REQUIREMENTS — From the line that contains "Extract the structured" through the closing line of the entries, write out each line exactly; pictures stay out.

---- RAW DATA

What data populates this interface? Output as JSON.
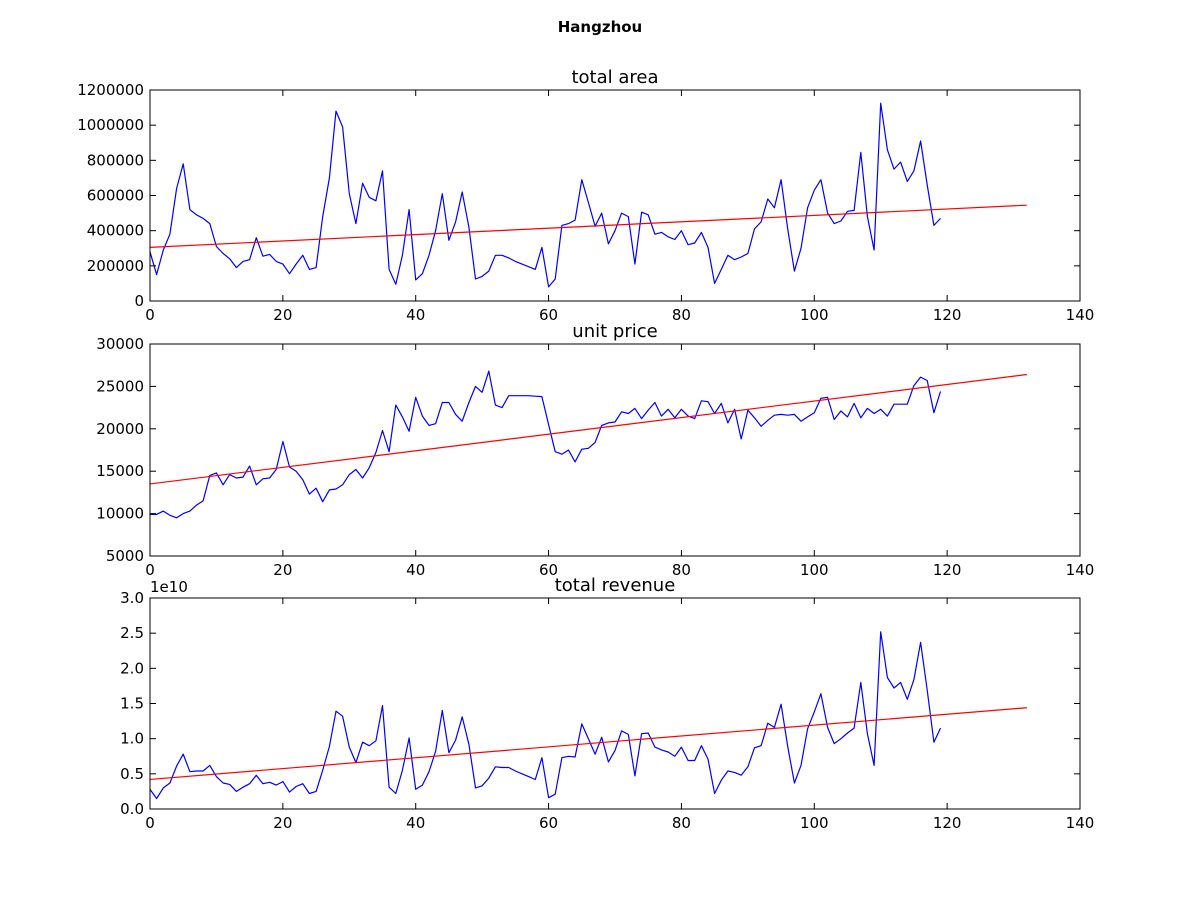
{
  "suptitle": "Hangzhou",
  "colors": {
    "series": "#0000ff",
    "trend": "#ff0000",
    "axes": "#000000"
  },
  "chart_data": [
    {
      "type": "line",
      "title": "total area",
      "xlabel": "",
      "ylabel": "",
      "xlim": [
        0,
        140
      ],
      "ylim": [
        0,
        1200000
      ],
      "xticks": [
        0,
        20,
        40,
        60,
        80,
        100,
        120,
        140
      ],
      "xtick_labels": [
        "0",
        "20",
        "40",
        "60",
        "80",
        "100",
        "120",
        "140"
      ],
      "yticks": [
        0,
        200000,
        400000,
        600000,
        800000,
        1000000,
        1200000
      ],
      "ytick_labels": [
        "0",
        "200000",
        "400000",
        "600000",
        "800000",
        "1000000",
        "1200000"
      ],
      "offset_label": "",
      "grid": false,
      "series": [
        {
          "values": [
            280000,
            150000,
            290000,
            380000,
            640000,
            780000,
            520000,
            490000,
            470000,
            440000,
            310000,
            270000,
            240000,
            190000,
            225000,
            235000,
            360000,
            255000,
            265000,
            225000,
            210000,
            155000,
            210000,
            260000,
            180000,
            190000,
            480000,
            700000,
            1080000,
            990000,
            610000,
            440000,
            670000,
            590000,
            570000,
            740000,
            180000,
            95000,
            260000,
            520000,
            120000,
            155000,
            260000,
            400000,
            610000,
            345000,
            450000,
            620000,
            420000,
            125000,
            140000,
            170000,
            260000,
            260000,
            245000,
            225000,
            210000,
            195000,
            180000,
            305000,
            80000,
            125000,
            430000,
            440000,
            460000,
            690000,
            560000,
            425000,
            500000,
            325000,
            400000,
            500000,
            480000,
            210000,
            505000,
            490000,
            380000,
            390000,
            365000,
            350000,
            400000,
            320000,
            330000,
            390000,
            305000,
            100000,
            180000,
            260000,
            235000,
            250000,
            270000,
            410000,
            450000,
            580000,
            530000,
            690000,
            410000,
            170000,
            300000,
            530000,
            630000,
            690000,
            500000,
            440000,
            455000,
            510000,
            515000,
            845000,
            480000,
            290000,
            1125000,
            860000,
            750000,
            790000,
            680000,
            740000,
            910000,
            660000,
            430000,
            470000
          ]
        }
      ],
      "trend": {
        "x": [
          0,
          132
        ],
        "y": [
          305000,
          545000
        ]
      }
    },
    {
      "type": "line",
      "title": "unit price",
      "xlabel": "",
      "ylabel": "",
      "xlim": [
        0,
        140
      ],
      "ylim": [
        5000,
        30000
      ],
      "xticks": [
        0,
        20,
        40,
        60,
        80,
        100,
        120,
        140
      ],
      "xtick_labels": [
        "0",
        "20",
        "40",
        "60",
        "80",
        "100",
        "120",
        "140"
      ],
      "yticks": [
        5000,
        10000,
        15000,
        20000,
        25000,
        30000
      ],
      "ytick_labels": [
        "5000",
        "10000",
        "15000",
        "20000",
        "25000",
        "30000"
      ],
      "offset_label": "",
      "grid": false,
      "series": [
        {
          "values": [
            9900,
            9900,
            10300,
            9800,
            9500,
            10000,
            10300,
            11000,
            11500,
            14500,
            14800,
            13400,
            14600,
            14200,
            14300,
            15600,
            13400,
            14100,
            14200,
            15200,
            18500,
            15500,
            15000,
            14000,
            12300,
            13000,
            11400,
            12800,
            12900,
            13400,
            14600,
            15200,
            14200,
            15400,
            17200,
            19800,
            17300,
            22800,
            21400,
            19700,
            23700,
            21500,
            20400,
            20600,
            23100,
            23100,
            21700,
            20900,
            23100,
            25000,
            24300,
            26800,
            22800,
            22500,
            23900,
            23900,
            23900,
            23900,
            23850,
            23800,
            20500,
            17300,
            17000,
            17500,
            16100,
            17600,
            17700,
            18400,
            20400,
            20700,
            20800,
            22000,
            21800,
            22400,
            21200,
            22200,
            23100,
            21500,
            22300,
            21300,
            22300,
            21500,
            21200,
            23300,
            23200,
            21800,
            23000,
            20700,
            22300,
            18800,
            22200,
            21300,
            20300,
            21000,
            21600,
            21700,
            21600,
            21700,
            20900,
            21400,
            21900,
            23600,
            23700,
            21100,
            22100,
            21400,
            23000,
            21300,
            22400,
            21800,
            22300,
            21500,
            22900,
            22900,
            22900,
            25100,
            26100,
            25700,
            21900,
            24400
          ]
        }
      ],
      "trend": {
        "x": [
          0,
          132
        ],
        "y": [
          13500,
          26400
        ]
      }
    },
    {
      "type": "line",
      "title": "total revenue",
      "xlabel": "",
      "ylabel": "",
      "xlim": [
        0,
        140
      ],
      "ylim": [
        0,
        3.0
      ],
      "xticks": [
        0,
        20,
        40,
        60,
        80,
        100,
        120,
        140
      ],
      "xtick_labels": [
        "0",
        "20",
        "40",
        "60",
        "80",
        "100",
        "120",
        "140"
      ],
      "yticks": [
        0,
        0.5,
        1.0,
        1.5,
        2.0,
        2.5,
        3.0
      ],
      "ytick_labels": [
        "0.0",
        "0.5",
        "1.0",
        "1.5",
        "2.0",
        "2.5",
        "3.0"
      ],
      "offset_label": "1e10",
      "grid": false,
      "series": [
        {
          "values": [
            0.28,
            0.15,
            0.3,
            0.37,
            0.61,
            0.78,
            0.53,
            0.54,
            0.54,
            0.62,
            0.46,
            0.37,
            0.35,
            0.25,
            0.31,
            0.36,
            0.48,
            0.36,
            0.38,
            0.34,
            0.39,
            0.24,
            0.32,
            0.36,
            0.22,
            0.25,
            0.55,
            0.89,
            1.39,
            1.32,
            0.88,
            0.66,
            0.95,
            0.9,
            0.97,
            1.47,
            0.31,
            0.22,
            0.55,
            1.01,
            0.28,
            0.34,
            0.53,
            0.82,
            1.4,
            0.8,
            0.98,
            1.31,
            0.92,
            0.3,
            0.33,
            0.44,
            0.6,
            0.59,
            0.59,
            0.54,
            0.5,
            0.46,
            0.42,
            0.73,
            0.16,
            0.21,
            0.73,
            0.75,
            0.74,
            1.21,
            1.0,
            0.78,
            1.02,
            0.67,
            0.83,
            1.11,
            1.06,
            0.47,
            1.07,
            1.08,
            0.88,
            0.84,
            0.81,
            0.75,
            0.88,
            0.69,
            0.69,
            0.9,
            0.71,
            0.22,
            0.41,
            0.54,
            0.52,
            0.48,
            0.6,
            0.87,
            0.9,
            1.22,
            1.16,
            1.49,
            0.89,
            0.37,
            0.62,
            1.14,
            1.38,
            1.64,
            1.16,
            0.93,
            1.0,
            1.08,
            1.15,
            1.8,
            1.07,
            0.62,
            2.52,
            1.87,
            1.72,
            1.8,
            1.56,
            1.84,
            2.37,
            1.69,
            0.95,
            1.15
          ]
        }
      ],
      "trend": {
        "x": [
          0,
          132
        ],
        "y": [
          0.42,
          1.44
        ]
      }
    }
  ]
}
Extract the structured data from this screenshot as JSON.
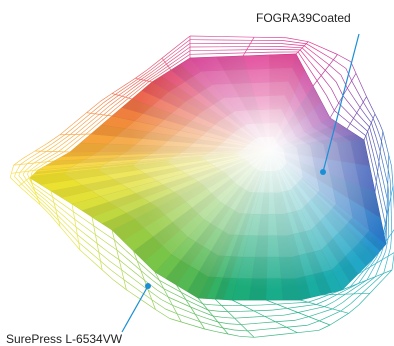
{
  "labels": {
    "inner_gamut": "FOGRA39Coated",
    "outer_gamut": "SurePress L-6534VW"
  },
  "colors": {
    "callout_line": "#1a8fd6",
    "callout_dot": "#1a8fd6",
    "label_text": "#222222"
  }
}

--------

SOLUTION —
Extract the structured data from this screenshot as JSON.
{
  "labels": {
    "inner_gamut": "FOGRA39Coated",
    "outer_gamut": "SurePress L-6534VW"
  },
  "colors": {
    "callout_line": "#1a8fd6",
    "callout_dot": "#1a8fd6",
    "label_text": "#222222"
  }
}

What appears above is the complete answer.